Exercise directions
Identify the lines containing the word "производительности". Copy each one.

═════ Entries shown

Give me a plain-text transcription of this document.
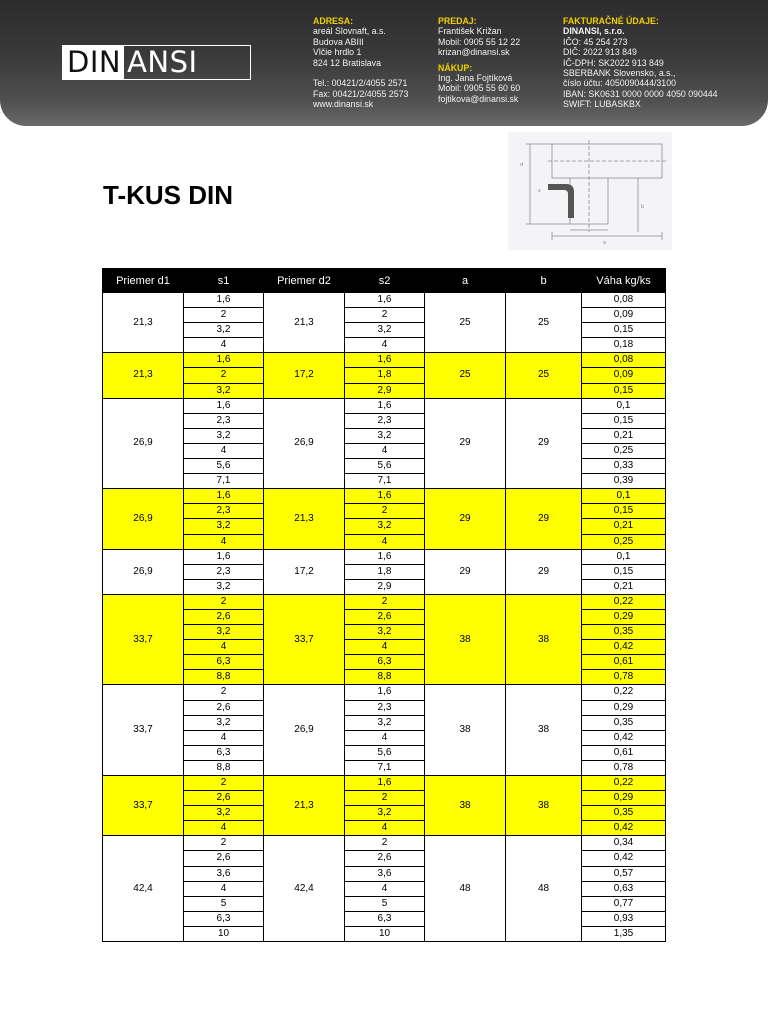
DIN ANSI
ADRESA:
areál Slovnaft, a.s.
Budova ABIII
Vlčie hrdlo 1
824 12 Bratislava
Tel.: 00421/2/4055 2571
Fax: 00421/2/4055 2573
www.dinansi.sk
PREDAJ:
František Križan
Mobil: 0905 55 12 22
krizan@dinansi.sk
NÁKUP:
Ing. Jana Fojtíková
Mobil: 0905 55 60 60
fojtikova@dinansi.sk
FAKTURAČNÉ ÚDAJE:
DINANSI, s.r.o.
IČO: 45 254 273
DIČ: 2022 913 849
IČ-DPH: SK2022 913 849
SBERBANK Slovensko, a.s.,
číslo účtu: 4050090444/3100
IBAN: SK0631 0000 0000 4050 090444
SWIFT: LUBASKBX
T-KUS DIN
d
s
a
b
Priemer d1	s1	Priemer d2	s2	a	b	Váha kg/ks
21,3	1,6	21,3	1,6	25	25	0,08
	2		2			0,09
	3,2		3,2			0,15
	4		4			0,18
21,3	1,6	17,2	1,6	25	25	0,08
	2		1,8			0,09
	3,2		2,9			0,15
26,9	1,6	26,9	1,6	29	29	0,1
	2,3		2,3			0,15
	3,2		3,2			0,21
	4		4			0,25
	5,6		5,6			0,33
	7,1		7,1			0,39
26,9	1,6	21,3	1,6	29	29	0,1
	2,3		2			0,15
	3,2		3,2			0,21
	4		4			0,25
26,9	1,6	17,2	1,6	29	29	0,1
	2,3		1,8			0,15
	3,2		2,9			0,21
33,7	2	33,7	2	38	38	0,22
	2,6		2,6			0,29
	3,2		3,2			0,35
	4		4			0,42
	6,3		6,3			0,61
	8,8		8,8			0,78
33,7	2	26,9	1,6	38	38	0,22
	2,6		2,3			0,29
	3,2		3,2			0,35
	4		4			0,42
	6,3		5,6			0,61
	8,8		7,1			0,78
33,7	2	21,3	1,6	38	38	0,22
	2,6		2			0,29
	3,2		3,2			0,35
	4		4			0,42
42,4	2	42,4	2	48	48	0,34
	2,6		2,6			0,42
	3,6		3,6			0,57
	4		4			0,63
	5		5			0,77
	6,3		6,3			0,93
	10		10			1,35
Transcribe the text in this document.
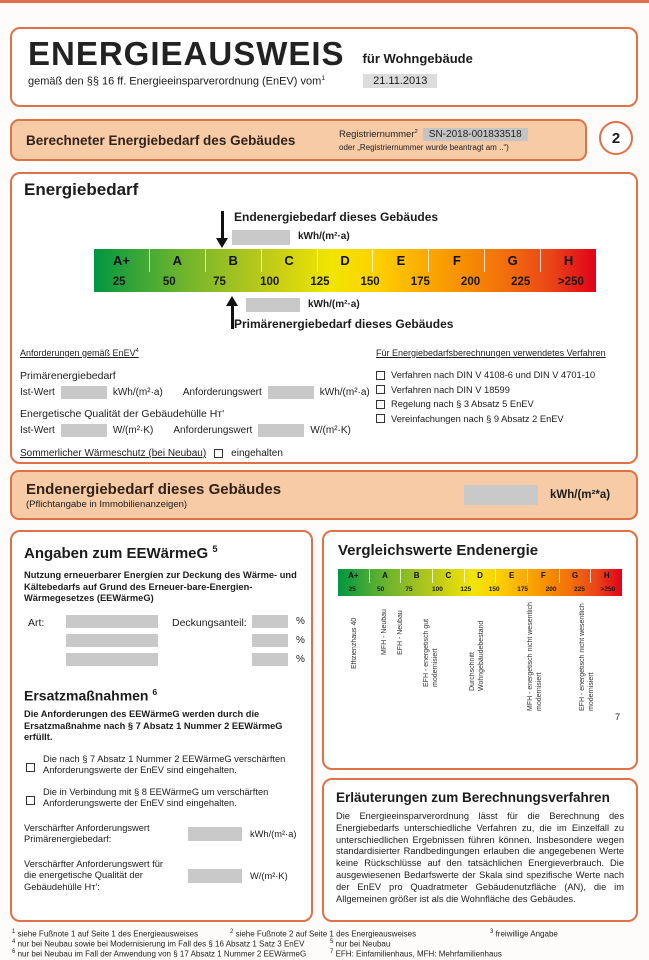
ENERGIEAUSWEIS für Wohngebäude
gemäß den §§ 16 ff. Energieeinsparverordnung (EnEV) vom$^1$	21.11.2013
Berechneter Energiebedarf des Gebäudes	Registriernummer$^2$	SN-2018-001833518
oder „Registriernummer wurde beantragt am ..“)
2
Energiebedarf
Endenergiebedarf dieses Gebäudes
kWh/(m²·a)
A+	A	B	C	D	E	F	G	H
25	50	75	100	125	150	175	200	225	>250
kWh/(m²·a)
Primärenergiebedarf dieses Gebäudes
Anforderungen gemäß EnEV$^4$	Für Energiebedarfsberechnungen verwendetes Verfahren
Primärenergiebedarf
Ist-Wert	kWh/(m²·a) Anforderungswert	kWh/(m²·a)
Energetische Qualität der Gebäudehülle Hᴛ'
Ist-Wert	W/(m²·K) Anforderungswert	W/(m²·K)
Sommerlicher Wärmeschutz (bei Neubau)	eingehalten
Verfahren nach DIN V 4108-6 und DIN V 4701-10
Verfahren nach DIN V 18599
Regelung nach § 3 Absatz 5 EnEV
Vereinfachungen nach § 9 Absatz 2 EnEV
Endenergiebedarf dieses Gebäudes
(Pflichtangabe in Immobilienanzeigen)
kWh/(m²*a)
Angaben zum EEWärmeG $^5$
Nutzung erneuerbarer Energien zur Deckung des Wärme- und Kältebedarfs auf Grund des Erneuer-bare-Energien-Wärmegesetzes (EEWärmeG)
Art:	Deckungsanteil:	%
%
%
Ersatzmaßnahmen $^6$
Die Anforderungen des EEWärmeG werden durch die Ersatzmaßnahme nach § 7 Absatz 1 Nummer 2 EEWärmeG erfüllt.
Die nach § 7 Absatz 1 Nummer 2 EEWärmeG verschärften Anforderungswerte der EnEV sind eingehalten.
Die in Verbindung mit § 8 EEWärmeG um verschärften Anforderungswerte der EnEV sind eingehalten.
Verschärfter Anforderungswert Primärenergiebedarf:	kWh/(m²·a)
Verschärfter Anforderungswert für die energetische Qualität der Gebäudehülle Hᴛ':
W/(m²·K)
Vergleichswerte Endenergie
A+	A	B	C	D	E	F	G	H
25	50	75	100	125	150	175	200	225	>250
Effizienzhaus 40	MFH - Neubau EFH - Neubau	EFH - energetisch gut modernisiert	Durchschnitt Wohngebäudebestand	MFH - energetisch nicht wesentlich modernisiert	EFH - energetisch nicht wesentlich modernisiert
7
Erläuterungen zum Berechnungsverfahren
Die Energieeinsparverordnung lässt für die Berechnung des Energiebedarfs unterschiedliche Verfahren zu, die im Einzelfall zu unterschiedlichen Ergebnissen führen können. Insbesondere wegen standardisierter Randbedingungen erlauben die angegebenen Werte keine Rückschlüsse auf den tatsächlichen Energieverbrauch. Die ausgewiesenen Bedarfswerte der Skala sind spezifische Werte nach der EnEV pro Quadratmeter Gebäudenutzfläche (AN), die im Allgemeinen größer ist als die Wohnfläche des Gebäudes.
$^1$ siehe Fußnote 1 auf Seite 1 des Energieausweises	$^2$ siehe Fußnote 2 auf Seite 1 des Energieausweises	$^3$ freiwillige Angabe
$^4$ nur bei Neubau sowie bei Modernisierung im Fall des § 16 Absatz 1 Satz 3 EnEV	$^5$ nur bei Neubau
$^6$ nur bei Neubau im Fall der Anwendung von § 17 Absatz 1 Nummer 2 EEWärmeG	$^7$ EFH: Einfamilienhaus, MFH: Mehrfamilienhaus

══════════
═════ Entries shown

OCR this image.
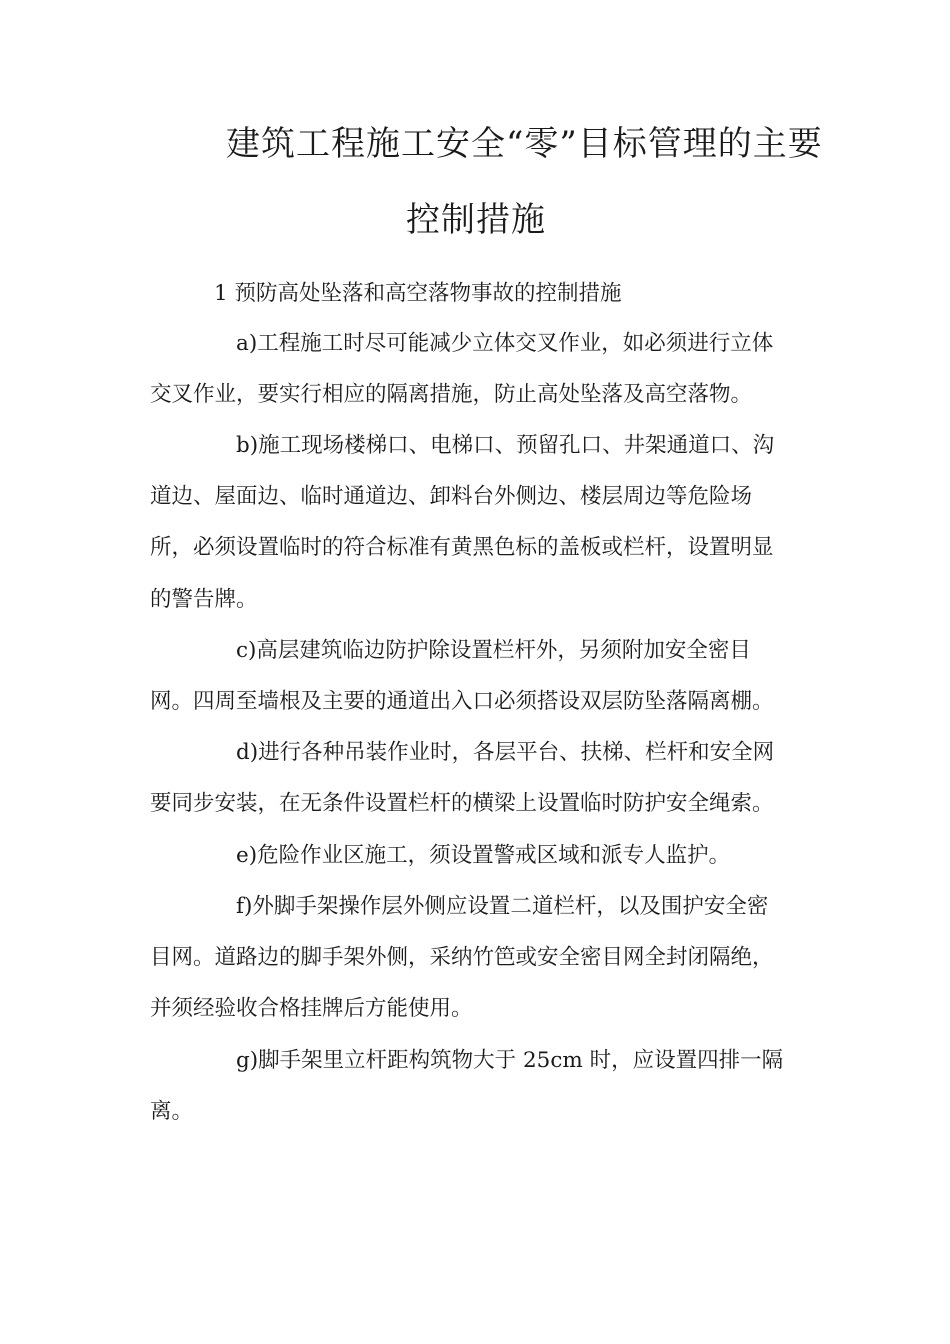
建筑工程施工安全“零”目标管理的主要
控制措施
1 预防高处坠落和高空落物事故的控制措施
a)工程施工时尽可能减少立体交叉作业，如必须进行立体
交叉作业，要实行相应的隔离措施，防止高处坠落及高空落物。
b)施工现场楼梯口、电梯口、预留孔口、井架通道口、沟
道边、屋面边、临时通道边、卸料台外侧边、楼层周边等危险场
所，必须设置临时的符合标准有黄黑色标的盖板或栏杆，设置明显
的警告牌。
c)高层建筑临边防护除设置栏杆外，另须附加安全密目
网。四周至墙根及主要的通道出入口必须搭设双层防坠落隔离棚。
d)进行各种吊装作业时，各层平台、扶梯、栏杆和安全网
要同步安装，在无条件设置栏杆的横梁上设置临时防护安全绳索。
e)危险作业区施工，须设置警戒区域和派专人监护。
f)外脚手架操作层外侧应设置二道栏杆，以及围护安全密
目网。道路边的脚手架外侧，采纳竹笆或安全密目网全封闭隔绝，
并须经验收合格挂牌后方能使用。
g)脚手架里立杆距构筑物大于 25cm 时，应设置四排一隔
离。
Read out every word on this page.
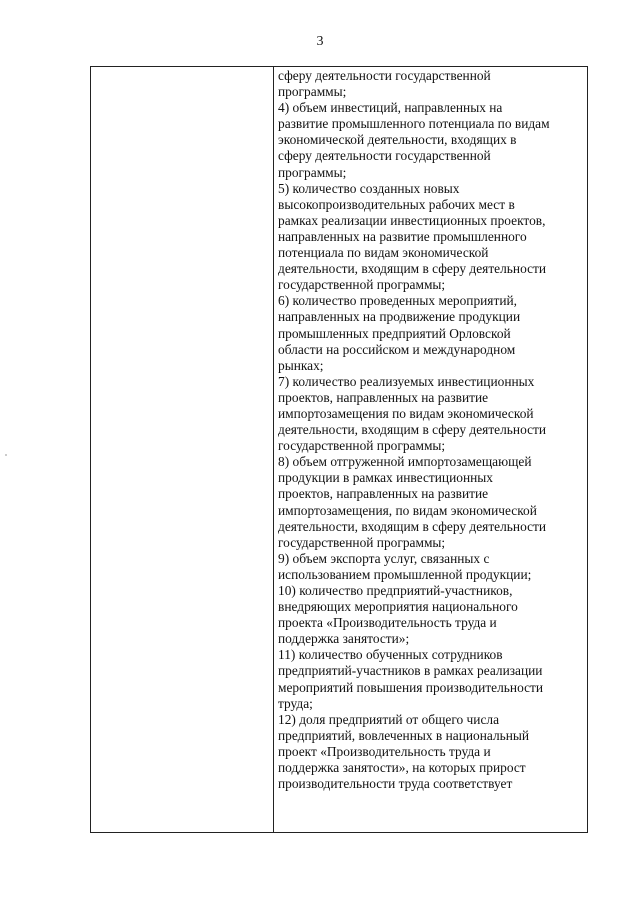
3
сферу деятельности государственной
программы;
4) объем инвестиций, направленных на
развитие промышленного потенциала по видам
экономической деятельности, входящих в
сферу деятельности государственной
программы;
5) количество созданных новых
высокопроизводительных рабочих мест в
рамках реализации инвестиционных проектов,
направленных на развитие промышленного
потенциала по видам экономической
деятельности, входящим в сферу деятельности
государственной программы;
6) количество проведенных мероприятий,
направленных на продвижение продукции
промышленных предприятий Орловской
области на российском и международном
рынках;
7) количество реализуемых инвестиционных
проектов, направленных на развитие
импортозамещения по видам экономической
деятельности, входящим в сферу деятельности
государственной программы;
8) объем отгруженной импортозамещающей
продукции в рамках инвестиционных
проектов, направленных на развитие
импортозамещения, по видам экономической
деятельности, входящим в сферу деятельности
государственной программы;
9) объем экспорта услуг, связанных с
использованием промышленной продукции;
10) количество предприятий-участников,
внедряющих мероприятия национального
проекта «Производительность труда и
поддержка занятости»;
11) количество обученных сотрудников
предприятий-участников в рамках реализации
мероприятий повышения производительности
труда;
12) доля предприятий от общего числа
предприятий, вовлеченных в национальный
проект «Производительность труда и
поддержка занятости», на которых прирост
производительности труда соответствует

══════════

Solution below
мероприятий повышения производительности
производительности труда соответствует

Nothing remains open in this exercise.